======== 課題文 ========

まあそういうしょうもない話はともかくとしてこの人たちが倫理的に正しく振る舞うには何をしたらいいんでしょうね。

今日の日経朝刊記事「企業の不祥事と倫理⑥」では心の中の倫理観を引き出すのが大事だと言っています。

企業倫理の制度化はそんなに効果がなく制度を強化すればするほど倫理的に行動する内発的動機が薄れる可能性がある、人は正しいと信じるからこそ法に従うのであり各人が正しいと信じる倫理観に刺さるような制度が重要である、それには価値観の共有が有効だ的な内容なのですが自民党、特に今回の清和会の事例で考えてみましょうか。

たしかに汚職が発生するたびに制度は改正されてきましたが全くと言っていいほど効果が上がらなかったから今回のような問題が起きてしまったとも言えます。

裏金は必要悪だと考えている人にしたら制度に従うこともないでしょうね。

連座制導入の話もトカゲのしっぽ切りが必要だという価値観の持ち主が集まっているから頓挫するわけですね。

そういうことならその種の価値観から改めて貰わなければならないんですけどこの人たち上級国民にそんな謙虚さがあるわけないでしょ。

政治とカネの問題は必要悪、あるいは上級国民は何をやっても許されるという価値観だった場合はもう政治家引退して貰うしかない、オストラシズムで対応するしかないんですけど国政選挙の時期になるまで待たないと引退勧告を出せないというのは有権者にとって甚だ不利益です。

心の中の倫理観を引き出すも何も子供の頃から上級国民として育ち権力を握ってますます横暴になり一般国民の倫理観と極端に乖離してしまっても小選挙区制度と自公の組織票によるゴリ押しで無理やり当選してしまうのであれば結局やりたい放題です。

裏金問題も4000万円未満だったら事実上引き続き許されてしまうというのも納得いかないものがあります。

結局のところ三田だとか開成だとかで上級国民の子弟が受けている教育が悪い、清和会の場合は清和会の教育だとか価値観が悪いといった話になりますが清和会の理念である政清人和自体は正しいです。

清和会には100人もの所属議員が集まったものですが構成員が清和会の理念である政清人和を心から正しいと信じているなら法に従うはずだし連座制導入も当然に実現させるはずなのです。

しかし現実には真逆の行いで問題になっているわけで派閥の理念、価値観は共有されていなかったということになります。

========

お題 A: 課題文では、清和会の理念は何だと書かれていますか。
ここからのレコードは課題文と関係がありません。

======== 処理対象レコード ========

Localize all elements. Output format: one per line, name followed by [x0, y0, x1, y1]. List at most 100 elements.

========
======== 処理対象レコード ========

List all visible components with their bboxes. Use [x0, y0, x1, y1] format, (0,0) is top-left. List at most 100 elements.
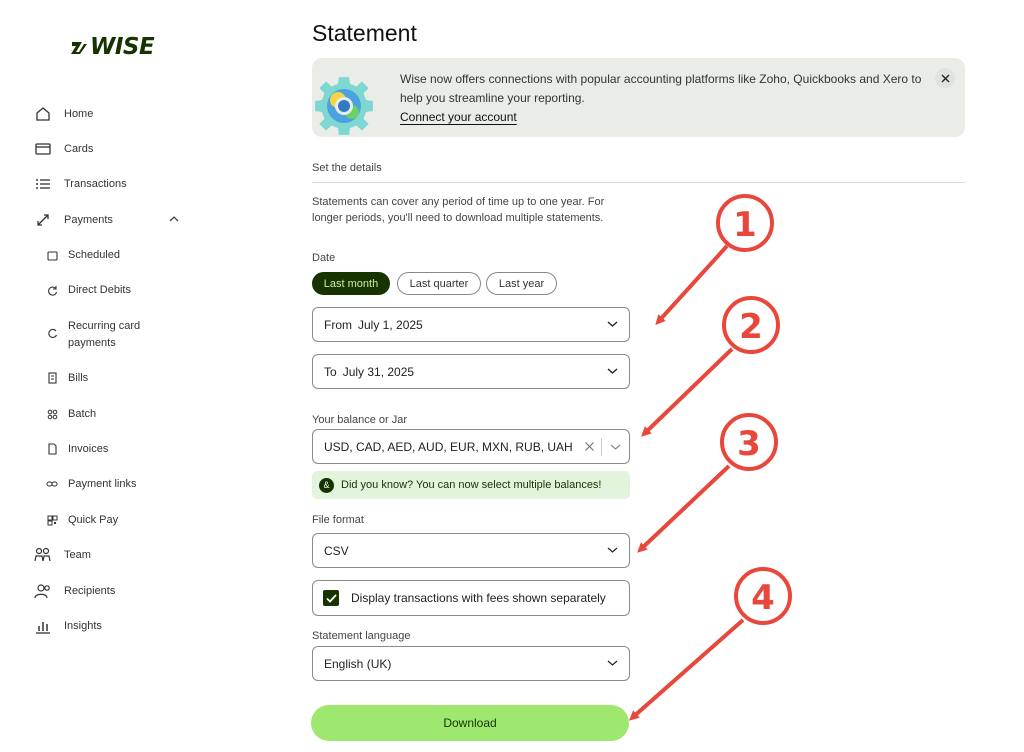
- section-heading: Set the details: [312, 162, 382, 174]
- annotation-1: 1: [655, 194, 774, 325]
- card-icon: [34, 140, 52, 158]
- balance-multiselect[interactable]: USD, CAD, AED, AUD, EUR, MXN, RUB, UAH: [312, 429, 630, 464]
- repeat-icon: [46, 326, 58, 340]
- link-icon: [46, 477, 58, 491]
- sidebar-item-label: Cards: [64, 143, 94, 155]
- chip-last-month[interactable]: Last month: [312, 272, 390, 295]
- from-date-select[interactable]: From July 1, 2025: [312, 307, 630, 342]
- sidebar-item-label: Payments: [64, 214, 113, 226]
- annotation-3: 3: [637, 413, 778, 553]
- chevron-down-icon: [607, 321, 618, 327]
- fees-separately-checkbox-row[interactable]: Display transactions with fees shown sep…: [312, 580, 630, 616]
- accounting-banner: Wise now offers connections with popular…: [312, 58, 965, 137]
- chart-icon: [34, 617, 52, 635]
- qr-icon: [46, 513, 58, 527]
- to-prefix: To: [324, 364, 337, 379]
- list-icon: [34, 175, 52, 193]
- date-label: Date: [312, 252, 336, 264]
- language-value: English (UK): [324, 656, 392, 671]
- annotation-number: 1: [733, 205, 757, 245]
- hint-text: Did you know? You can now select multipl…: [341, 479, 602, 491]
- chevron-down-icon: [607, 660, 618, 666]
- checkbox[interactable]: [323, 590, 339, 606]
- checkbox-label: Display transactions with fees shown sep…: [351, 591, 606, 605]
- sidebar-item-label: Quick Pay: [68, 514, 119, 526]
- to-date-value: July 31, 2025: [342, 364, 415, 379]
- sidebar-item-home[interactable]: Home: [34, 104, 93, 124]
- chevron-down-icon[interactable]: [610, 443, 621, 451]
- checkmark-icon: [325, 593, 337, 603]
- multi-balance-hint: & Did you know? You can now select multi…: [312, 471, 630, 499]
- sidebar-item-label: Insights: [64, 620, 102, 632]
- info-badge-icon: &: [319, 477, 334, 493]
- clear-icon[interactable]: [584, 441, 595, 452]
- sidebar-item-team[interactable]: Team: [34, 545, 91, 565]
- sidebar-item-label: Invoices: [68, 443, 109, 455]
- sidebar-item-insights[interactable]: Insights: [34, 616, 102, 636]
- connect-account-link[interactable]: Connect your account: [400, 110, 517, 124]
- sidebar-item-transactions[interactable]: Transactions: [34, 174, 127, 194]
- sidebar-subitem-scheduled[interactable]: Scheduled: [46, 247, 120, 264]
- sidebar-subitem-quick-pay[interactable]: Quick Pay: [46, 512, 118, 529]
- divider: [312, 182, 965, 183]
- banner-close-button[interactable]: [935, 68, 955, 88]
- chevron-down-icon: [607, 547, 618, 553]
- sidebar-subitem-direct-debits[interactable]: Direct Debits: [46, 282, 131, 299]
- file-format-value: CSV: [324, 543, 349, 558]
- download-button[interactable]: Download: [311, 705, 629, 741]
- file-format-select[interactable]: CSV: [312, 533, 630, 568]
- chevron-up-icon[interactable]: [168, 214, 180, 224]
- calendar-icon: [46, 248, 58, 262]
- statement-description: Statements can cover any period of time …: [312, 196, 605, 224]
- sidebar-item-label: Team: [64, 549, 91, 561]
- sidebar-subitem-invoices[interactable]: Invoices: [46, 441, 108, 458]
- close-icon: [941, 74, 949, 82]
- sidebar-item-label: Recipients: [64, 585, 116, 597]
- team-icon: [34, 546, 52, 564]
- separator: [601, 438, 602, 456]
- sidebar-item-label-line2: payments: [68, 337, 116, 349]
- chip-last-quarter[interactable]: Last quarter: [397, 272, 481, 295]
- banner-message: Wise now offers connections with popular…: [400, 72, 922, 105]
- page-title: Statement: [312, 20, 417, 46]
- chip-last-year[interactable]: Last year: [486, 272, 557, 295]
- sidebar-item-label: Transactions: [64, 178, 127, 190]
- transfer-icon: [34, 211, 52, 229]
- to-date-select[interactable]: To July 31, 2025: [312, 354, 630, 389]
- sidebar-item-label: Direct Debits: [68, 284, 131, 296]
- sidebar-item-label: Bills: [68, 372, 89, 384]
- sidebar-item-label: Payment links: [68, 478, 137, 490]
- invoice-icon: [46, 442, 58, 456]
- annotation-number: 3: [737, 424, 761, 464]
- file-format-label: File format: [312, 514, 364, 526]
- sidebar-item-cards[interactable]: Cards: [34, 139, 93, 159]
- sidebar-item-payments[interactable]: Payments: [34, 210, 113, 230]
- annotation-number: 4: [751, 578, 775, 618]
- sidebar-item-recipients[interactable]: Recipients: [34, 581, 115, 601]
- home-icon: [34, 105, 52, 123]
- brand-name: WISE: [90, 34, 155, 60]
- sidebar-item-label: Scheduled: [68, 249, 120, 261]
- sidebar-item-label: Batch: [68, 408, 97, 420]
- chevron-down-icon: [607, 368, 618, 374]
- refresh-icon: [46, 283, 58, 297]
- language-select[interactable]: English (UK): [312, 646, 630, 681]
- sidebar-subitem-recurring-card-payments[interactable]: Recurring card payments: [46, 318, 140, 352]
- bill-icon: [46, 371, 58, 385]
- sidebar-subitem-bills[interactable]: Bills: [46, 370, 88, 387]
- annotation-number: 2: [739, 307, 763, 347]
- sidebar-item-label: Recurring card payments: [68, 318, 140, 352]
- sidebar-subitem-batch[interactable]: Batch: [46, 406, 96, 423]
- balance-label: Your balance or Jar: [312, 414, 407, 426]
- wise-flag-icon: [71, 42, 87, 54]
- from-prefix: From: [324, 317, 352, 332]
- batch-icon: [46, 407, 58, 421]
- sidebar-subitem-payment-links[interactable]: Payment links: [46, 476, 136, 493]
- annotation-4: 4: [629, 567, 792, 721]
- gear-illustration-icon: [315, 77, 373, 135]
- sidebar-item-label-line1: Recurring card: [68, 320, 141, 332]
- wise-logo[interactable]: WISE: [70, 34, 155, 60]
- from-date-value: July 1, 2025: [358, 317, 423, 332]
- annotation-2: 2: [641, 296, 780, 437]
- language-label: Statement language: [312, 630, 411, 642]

========

お題 B: レコードの「List all visible」を含む行から「616, 102, 636]」を含む行までを、両端の行も含めてそのまま書き写してください。画像は答えに入れないでください。

解答 A: 政清人和です。

解答 B:
List all visible components with their bboxes. Use [x0, y0, x1, y1] format, (0,0) is top-left. List at most 100 elements.
- section-heading: Set the details: [312, 162, 382, 174]
- annotation-1: 1: [655, 194, 774, 325]
- card-icon: [34, 140, 52, 158]
- balance-multiselect[interactable]: USD, CAD, AED, AUD, EUR, MXN, RUB, UAH: [312, 429, 630, 464]
- repeat-icon: [46, 326, 58, 340]
- link-icon: [46, 477, 58, 491]
- sidebar-item-label: Cards: [64, 143, 94, 155]
- chip-last-month[interactable]: Last month: [312, 272, 390, 295]
- from-date-select[interactable]: From July 1, 2025: [312, 307, 630, 342]
- sidebar-item-label: Payments: [64, 214, 113, 226]
- annotation-3: 3: [637, 413, 778, 553]
- chevron-down-icon: [607, 321, 618, 327]
- fees-separately-checkbox-row[interactable]: Display transactions with fees shown sep…: [312, 580, 630, 616]
- accounting-banner: Wise now offers connections with popular…: [312, 58, 965, 137]
- chart-icon: [34, 617, 52, 635]
- qr-icon: [46, 513, 58, 527]
- to-prefix: To: [324, 364, 337, 379]
- list-icon: [34, 175, 52, 193]
- date-label: Date: [312, 252, 336, 264]
- language-value: English (UK): [324, 656, 392, 671]
- annotation-number: 1: [733, 205, 757, 245]
- hint-text: Did you know? You can now select multipl…: [341, 479, 602, 491]
- chevron-down-icon: [607, 660, 618, 666]
- checkbox[interactable]: [323, 590, 339, 606]
- checkbox-label: Display transactions with fees shown sep…: [351, 591, 606, 605]
- sidebar-item-label: Quick Pay: [68, 514, 119, 526]
- to-date-value: July 31, 2025: [342, 364, 415, 379]
- sidebar-item-home[interactable]: Home: [34, 104, 93, 124]
- chevron-down-icon[interactable]: [610, 443, 621, 451]
- checkmark-icon: [325, 593, 337, 603]
- multi-balance-hint: & Did you know? You can now select multi…: [312, 471, 630, 499]
- sidebar-item-label: Insights: [64, 620, 102, 632]
- info-badge-icon: &: [319, 477, 334, 493]
- clear-icon[interactable]: [584, 441, 595, 452]
- sidebar-item-team[interactable]: Team: [34, 545, 91, 565]
- sidebar-item-label: Invoices: [68, 443, 109, 455]
- sidebar-item-insights[interactable]: Insights: [34, 616, 102, 636]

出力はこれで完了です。